University of Limerick delivers 100,000 visors to protect health workers amid Covid-19

100,000 face visors are being delivered to the HSE after University of Limerick designed them using a 3-D printer.
University of Limerick delivers 100,000 visors to protect health workers amid Covid-19

100,000 face visors are being delivered to the HSE after University of Limerick designed them using a 3-D printer.

The project was carried out in conjunction with University Hospital Limerick and also includes the refinement of a shield used during patient intubation and ventilation.

The designs will help to protect front-line staff and increase the amount of treatments in hospitals.

In less than two weeks, the team designed solutions to three critical clinical challenges facing clinicians due to the pandemic.

These include capacity to manufacture 100,000 face visors for HSE front-line staff, refinement of a shield concept to protect anaesthesiologists during patient intubation for ventilation, and design of adaptors for respiratory technologies to undergo a clinical trial.

The first batch of visors were delivered to UHL yesterday, while the shield box and adaptors are about to be put into practice. The face visors are in Limerick green and say ‘The Limerick Visor: Front Line Heroes’.

“There has been a phenomenal collaborative effort to deliver these solutions in a very short timeframe,” explained Professor Leonard O’Sullivan, of UL’s School of Design and the Health Research Institute based at UL.

_Directions for this task_
Write the next part of the article on the University of Limerick face visors, picking up after its final sentence.

(Stored items from a collection)
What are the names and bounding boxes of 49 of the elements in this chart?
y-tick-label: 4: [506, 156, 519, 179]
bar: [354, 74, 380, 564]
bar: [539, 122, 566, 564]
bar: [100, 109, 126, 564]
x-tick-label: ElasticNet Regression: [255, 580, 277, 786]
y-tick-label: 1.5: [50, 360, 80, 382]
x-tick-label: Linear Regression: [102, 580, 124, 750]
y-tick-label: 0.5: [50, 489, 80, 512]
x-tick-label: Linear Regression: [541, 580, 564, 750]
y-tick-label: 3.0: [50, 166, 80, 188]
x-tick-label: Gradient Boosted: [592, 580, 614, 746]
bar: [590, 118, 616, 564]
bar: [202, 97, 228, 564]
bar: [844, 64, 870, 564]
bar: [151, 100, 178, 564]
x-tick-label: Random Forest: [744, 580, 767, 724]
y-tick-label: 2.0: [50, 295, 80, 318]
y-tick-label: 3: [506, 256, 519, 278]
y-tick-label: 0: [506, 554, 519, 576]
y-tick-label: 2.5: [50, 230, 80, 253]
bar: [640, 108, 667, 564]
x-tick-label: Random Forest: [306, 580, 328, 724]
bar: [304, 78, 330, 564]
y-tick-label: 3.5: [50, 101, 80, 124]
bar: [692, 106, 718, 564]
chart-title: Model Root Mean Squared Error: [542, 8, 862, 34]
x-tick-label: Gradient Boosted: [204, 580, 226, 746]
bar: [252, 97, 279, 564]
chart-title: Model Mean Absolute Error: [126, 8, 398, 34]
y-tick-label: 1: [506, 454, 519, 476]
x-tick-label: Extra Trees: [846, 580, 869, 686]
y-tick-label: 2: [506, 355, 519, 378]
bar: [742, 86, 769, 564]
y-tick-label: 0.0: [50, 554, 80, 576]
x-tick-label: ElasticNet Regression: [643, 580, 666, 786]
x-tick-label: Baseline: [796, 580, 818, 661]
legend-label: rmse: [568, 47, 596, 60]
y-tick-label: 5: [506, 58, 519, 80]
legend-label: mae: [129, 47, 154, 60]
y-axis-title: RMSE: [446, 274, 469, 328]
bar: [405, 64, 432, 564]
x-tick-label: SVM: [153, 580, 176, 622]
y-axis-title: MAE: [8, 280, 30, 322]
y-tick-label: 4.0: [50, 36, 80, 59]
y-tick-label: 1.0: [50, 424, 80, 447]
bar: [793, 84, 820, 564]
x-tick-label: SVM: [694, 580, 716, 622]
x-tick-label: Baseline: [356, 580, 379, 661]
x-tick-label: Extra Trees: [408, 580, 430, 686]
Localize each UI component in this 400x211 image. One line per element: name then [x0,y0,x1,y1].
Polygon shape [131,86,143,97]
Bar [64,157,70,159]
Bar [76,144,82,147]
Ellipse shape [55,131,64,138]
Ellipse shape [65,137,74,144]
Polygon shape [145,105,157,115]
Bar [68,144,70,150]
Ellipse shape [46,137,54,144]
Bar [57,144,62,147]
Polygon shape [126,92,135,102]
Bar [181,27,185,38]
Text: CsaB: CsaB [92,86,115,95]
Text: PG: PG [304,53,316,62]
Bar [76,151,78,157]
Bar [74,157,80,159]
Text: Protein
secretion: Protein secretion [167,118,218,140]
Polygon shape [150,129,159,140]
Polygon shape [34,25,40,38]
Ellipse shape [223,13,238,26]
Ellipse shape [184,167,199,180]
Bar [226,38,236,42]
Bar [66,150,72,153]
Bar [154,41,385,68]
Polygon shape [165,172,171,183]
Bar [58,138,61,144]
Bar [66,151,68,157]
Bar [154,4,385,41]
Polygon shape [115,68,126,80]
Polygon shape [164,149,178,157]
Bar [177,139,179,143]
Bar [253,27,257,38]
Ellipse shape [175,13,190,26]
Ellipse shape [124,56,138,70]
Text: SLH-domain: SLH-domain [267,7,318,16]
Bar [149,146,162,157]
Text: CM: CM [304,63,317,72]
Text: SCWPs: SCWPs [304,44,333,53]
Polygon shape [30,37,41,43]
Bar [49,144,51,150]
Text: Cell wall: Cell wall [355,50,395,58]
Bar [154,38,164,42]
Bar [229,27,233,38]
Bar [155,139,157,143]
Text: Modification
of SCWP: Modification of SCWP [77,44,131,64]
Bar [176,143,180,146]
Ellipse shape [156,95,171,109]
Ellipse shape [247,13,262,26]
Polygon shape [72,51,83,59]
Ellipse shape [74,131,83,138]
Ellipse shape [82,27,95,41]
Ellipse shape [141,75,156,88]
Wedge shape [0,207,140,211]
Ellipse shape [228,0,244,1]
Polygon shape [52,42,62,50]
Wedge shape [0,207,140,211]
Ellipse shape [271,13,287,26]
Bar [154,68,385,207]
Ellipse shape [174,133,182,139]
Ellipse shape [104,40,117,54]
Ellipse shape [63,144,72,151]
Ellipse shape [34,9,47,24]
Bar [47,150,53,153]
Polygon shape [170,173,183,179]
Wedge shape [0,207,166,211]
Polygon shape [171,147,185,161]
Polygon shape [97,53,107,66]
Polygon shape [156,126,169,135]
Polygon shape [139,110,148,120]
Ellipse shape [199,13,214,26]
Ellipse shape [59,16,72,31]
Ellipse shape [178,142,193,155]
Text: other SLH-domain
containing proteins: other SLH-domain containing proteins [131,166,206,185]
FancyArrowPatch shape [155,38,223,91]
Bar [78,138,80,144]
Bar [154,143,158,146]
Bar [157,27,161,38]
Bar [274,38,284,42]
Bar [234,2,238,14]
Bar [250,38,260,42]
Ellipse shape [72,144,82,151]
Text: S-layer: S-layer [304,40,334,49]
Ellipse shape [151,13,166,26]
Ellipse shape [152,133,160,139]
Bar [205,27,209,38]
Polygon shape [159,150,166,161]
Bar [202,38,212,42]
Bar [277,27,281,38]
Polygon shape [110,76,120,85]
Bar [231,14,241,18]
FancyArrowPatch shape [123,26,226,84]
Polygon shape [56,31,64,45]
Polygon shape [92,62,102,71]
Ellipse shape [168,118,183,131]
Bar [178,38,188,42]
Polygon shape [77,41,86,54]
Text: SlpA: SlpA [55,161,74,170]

_Reply to the task_
Professor Leonard O'Sullivan from UL says other colleges could also help to increase the supply chain of personal protective equipment.

Following a request from Professor Paul Burke, Chief Academic Officer at UL Hospitals Group and Vice Dean of Health Sciences at UL, academics and clinicians at the Rapid Innovation Unit at UL worked to design and manufacture solutions where doctors had identified potential shortages of equipment should Covid-19 cases surge.

Professor O’Sullivan noted that brothers Aidan and Kevin O’Sullivan, research fellows at UL, had “pulled out all the stops to lead the team to deliver these rapid response solutions for the hospital”.

Professor O’Sullivan explained the local companies had enabled capacity to manufacture up to 5,000 visors a day.

“The visors can be for multiple use but it is likely also be for single use given the current circumstances,” he explained.

The normal production time on a project like this would take months, but it was done in just nine days. This was accomplished through the local companies working very intensively together, Professor O’Sullivan said.